Problem details - Your task is to copy every line of the records below that contains "have".

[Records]
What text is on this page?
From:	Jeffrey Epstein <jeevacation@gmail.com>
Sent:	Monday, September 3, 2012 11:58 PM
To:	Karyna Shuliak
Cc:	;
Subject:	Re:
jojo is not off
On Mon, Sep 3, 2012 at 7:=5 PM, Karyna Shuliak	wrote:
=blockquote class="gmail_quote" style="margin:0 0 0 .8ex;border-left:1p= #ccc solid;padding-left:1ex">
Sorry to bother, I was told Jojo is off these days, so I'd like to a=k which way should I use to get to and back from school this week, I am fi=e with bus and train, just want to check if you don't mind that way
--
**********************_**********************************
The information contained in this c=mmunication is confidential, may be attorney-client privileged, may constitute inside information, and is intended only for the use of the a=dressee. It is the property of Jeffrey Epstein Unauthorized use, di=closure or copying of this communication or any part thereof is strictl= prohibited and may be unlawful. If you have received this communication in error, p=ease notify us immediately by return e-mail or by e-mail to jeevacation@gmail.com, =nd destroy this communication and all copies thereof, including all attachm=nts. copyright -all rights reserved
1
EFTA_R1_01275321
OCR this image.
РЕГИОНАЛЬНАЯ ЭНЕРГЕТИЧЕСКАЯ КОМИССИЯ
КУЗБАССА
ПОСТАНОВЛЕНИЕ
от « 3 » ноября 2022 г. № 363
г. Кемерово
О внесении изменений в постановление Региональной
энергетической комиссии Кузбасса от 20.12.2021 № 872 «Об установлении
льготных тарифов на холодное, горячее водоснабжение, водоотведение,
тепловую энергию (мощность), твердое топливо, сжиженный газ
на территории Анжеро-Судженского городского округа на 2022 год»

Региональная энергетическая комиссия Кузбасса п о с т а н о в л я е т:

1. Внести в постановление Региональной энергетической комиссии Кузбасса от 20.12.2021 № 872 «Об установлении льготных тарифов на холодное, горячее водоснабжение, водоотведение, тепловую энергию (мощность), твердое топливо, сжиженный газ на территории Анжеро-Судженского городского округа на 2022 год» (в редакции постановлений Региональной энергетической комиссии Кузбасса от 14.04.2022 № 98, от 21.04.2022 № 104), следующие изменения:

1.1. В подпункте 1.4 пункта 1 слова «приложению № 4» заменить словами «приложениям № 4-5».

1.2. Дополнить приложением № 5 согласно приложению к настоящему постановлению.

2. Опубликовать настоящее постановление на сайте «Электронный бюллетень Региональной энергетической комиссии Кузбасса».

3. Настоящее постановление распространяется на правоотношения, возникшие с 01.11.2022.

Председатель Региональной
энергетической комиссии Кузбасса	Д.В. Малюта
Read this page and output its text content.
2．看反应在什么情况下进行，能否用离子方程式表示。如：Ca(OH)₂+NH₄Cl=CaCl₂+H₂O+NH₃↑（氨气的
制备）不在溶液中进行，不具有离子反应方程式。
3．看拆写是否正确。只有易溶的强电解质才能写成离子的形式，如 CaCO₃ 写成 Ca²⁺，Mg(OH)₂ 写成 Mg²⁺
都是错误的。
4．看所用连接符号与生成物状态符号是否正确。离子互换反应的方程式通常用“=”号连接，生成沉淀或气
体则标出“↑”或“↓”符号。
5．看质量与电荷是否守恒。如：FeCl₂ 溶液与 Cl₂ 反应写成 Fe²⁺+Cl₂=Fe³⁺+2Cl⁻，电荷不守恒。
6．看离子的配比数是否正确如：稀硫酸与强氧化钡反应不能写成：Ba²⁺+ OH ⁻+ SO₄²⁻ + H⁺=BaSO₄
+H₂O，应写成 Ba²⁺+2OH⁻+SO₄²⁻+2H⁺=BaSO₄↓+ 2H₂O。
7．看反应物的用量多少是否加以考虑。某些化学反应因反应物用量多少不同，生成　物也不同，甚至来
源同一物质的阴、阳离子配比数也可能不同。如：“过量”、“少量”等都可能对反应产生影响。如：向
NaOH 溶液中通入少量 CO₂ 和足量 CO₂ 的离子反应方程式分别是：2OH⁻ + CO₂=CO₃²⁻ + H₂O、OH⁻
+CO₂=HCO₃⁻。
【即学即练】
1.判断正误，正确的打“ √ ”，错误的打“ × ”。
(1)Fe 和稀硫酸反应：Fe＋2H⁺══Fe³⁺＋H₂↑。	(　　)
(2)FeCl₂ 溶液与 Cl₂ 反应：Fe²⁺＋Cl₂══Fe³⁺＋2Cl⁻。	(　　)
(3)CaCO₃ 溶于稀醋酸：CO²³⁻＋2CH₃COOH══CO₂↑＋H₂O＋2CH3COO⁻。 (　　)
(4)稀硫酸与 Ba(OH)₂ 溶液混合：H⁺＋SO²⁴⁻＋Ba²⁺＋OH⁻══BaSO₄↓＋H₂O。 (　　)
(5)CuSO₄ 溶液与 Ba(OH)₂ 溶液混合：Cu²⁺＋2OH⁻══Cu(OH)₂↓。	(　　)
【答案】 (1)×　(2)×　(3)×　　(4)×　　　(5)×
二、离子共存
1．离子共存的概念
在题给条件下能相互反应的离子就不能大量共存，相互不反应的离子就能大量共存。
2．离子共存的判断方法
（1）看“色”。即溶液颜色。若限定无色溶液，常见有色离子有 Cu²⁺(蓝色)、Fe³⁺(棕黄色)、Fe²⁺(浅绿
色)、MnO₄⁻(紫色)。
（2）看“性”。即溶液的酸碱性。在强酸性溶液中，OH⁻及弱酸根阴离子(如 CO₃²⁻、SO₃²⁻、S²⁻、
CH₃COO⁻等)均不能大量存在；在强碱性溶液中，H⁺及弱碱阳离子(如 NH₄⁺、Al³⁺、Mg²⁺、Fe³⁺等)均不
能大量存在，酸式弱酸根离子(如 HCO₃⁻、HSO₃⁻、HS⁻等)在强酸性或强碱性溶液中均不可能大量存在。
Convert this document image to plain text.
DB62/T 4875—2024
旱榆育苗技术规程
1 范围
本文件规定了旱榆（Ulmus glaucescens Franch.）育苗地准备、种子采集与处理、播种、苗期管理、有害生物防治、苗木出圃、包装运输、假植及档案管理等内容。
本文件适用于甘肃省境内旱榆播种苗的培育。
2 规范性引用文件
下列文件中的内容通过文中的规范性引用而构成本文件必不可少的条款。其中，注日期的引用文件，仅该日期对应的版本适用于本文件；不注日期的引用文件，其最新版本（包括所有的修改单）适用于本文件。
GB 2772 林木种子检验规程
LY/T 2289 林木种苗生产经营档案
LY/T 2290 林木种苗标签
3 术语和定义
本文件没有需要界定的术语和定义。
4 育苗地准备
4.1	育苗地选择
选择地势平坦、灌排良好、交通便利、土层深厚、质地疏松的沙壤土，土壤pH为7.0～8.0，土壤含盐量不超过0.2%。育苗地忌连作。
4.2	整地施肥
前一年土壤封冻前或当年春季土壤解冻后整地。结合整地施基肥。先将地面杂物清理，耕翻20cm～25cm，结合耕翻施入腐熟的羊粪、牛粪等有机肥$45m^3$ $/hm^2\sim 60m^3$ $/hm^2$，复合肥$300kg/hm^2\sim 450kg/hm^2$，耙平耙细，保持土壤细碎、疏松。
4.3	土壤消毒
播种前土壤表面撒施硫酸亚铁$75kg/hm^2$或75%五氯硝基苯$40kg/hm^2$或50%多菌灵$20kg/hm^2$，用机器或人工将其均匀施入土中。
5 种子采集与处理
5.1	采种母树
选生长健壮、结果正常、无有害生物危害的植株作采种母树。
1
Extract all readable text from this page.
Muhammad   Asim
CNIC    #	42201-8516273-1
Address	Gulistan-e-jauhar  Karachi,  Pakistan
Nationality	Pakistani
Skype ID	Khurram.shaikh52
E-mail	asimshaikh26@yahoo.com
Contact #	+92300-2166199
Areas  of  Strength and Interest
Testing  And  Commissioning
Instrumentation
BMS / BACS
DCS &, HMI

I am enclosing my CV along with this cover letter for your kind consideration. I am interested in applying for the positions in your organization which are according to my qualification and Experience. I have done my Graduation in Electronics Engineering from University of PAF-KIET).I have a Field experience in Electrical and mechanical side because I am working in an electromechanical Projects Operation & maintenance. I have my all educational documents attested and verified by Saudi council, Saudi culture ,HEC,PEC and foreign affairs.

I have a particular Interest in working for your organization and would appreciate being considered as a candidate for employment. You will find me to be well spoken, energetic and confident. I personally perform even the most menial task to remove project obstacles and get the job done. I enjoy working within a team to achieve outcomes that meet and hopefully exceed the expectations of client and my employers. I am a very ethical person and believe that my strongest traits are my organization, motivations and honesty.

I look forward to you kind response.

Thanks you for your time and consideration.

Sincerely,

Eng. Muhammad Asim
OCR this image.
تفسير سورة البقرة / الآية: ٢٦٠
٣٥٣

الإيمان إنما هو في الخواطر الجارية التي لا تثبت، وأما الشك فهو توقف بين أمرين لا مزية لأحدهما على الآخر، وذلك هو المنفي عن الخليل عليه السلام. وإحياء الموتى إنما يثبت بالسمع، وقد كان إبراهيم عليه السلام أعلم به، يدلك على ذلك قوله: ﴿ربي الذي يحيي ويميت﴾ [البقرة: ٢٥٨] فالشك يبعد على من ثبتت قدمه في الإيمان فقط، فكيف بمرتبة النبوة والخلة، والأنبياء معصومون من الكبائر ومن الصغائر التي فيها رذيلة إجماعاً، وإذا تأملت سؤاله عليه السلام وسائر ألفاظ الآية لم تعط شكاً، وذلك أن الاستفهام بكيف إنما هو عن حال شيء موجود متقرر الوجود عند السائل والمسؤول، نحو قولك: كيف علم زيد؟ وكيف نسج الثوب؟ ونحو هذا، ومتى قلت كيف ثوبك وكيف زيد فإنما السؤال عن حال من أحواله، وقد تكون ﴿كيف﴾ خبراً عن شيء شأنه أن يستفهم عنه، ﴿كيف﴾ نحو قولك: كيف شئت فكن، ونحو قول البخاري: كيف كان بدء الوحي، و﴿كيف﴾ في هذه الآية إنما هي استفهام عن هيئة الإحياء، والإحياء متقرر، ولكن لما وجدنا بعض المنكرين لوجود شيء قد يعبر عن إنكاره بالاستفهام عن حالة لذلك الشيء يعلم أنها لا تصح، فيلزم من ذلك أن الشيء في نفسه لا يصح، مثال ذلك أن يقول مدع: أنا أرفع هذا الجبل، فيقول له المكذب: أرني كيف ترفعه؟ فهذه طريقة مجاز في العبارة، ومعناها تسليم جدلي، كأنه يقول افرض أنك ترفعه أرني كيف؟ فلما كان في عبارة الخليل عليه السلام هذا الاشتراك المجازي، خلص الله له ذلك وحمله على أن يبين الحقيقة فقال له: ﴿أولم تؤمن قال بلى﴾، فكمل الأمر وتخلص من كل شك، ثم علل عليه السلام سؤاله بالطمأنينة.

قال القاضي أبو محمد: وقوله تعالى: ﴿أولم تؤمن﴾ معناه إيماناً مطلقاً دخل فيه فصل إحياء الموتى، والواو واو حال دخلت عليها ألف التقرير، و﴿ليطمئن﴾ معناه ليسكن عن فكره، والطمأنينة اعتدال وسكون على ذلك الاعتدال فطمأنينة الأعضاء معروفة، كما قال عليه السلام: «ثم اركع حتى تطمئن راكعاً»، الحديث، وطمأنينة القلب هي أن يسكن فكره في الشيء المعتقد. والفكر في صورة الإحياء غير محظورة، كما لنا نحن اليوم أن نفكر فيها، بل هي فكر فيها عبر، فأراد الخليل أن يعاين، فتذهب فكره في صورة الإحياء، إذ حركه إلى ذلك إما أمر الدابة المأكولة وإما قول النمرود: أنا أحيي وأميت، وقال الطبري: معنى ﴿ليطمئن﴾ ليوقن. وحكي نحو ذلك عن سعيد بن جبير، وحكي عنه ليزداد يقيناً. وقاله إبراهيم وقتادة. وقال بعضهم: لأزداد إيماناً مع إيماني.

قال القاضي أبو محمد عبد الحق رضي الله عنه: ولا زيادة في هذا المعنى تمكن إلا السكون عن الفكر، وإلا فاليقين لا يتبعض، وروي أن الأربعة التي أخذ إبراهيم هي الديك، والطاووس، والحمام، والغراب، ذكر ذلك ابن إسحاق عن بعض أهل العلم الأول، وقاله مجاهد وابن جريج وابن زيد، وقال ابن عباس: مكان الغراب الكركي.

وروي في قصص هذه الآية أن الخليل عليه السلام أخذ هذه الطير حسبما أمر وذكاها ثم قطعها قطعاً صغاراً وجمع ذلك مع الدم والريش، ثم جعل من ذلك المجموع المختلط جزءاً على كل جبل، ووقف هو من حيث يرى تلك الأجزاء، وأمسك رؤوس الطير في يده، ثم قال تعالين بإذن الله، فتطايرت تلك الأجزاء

Task response -
The information contained in this c=mmunication is confidential, may be attorney-client privileged, may constitute inside information, and is intended only for the use of the a=dressee. It is the property of Jeffrey Epstein Unauthorized use, di=closure or copying of this communication or any part thereof is strictl= prohibited and may be unlawful. If you have received this communication in error, p=ease notify us immediately by return e-mail or by e-mail to jeevacation@gmail.com, =nd destroy this communication and all copies thereof, including all attachm=nts. copyright -all rights reserved
I am enclosing my CV along with this cover letter for your kind consideration. I am interested in applying for the positions in your organization which are according to my qualification and Experience. I have done my Graduation in Electronics Engineering from University of PAF-KIET).I have a Field experience in Electrical and mechanical side because I am working in an electromechanical Projects Operation & maintenance. I have my all educational documents attested and verified by Saudi council, Saudi culture ,HEC,PEC and foreign affairs.
I have a particular Interest in working for your organization and would appreciate being considered as a candidate for employment. You will find me to be well spoken, energetic and confident. I personally perform even the most menial task to remove project obstacles and get the job done. I enjoy working within a team to achieve outcomes that meet and hopefully exceed the expectations of client and my employers. I am a very ethical person and believe that my strongest traits are my organization, motivations and honesty.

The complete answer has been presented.